The request: Identify every line in the records below that contains the word "Spending", and reproduce each one.

--- Data shown ---

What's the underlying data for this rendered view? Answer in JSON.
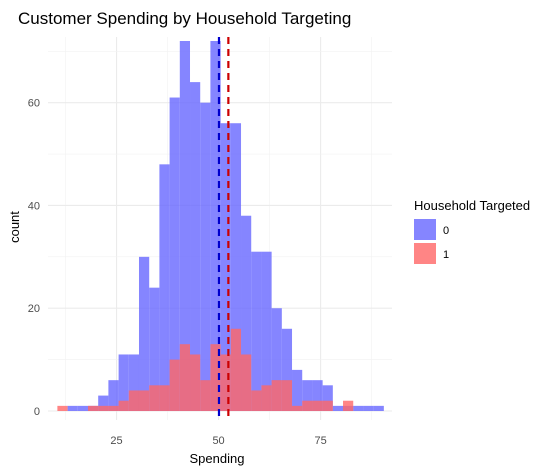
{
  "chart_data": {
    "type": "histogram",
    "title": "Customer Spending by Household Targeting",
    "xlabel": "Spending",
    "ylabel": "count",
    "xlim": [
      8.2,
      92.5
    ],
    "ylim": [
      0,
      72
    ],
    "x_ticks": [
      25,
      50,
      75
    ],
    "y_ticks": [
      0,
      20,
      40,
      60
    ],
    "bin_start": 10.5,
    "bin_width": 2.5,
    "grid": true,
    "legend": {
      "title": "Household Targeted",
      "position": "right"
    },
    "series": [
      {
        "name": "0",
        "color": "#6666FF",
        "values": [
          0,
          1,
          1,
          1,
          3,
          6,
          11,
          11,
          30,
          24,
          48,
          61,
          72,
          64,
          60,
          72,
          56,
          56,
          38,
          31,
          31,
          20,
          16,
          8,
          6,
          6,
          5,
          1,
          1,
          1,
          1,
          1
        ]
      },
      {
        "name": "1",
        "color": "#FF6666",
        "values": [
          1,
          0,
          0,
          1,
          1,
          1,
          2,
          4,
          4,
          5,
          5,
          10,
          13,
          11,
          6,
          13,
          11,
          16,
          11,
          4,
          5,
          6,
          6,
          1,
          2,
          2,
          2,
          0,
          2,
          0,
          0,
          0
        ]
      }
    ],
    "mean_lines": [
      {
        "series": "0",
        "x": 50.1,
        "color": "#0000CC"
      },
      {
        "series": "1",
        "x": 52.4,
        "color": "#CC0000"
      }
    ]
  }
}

---
--- Data shown ---

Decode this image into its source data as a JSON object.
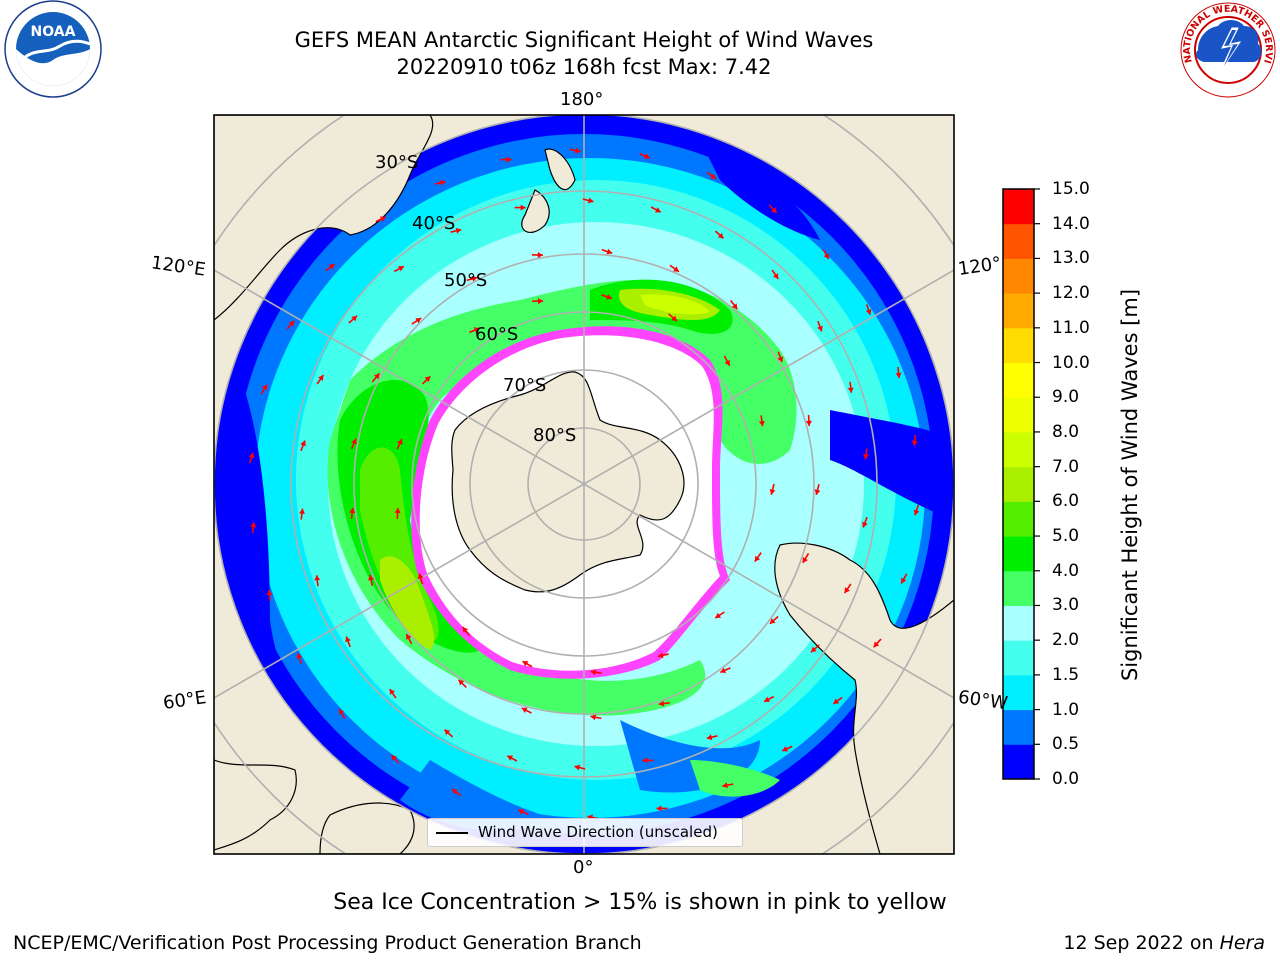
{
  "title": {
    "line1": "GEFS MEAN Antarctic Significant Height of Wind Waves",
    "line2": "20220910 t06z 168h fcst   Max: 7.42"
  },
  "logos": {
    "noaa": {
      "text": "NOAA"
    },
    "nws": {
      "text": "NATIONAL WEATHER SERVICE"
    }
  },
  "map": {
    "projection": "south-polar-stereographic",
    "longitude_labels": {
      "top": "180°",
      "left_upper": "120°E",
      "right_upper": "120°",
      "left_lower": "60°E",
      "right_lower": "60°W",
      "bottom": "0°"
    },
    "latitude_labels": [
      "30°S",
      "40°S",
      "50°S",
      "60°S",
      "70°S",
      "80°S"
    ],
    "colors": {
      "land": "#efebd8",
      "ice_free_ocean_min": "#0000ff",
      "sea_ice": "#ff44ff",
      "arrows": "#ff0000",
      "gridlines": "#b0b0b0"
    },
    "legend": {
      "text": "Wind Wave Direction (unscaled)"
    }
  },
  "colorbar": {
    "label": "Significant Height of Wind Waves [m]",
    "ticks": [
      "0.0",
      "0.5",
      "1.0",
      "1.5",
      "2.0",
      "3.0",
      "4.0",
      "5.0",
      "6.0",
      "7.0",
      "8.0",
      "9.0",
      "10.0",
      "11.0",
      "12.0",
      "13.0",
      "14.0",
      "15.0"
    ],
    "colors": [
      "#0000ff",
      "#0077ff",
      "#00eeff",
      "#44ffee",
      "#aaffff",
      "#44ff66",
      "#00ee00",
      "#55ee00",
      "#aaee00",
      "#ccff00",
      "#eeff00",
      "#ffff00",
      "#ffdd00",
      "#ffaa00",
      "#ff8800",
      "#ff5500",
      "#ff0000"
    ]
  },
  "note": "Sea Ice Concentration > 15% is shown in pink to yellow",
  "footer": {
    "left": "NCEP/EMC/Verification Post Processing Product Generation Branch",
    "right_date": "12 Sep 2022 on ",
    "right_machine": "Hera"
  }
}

---

Result:
    "title": "Customer Spending by Household Targeting",
    "xlabel": "Spending",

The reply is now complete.